* [Goal of the exercise]: What number of lines hold the word "договором"? State that number and nothing besides.
┌─ Rows
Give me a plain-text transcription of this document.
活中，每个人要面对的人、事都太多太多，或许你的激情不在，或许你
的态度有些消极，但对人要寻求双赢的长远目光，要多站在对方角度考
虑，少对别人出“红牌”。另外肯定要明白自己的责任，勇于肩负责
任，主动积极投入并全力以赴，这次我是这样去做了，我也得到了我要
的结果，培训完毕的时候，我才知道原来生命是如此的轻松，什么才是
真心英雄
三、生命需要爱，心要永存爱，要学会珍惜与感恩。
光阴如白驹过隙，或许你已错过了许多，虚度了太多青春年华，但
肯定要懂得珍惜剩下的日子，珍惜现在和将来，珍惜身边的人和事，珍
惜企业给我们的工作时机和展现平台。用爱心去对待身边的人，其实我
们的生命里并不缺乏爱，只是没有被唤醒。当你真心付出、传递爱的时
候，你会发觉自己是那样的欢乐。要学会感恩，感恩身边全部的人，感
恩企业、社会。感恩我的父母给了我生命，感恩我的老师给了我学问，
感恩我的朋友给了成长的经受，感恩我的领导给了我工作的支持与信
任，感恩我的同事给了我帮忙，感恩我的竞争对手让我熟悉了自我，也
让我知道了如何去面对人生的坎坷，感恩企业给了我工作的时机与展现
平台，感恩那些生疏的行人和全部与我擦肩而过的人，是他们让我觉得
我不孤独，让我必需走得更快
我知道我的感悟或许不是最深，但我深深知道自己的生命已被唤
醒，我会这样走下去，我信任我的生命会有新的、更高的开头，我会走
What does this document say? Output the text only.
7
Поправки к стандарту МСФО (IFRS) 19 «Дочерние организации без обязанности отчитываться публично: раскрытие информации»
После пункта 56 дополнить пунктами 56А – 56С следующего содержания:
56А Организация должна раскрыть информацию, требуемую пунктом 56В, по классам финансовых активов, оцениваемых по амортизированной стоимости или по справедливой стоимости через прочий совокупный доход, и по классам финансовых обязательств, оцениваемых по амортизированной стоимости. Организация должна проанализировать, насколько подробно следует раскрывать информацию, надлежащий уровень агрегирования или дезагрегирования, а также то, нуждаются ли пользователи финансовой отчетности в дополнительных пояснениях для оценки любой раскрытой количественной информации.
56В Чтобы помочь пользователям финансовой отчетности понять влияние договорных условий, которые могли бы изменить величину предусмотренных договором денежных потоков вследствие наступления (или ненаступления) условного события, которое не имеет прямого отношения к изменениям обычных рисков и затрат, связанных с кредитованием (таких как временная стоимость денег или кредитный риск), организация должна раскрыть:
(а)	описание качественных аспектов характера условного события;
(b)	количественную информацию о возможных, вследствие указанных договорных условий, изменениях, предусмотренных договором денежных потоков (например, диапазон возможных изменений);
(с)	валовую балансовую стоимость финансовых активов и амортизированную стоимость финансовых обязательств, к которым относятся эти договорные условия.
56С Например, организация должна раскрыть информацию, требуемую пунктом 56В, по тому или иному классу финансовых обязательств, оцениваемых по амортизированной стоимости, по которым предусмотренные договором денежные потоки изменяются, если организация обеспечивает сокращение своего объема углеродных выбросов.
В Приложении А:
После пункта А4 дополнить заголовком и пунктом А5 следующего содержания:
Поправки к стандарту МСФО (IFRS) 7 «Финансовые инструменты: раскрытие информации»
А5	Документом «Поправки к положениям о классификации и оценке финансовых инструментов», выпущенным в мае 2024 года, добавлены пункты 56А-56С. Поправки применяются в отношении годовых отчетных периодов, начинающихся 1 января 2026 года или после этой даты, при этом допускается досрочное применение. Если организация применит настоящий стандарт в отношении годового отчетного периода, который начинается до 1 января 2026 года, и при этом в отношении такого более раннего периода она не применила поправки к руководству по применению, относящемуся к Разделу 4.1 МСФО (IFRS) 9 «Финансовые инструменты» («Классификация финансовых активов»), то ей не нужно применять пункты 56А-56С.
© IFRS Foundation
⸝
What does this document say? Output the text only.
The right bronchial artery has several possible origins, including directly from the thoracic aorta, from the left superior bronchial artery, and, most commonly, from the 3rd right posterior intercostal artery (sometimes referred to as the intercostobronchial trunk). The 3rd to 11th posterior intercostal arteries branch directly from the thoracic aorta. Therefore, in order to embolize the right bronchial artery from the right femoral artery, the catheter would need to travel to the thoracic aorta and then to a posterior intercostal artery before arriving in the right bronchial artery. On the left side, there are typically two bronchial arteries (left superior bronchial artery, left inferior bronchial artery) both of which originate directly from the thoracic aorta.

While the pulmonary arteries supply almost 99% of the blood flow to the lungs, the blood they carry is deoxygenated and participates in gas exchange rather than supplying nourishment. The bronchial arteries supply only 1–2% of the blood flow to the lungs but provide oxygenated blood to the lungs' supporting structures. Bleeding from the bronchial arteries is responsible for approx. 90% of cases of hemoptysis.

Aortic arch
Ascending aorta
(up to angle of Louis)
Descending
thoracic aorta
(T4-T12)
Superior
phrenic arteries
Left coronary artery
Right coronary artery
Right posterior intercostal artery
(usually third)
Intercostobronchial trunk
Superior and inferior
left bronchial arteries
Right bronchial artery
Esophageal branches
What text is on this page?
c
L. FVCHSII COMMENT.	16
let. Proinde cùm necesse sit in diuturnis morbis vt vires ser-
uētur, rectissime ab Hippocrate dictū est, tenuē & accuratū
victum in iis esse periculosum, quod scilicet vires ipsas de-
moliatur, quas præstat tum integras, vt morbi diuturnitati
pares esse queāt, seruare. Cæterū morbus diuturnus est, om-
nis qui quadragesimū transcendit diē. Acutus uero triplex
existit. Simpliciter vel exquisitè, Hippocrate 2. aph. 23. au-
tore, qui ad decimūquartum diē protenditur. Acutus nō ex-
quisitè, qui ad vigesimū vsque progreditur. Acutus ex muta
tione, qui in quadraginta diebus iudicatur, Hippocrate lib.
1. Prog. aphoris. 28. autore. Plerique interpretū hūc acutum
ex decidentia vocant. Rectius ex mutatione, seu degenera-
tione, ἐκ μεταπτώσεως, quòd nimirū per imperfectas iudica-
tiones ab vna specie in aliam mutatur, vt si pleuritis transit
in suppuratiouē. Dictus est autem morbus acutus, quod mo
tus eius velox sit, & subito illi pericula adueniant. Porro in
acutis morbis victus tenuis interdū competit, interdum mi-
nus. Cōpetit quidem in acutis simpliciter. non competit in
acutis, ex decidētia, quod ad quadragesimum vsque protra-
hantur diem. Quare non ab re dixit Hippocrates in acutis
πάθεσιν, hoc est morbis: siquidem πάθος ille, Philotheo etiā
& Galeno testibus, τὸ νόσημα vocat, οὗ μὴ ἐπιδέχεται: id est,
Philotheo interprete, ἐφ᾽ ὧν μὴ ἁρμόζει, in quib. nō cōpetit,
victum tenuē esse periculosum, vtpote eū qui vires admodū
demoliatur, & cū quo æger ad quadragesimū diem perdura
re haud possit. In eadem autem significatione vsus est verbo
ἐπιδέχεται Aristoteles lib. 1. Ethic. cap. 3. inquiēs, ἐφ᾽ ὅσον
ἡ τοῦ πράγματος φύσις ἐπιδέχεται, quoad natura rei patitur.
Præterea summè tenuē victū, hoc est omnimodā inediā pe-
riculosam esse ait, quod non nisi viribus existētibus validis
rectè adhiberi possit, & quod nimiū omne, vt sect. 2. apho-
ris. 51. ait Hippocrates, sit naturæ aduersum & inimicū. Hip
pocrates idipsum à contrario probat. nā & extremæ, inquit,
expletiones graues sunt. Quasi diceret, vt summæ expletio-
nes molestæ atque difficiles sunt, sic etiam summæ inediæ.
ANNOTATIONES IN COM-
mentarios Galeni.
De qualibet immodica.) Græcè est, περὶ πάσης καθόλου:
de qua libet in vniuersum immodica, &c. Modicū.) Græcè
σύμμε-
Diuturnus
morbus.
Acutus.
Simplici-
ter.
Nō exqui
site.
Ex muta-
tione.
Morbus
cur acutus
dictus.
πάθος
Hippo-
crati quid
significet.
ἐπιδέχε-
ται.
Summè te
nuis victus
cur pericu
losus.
└─
* [Solution to this problem]: 3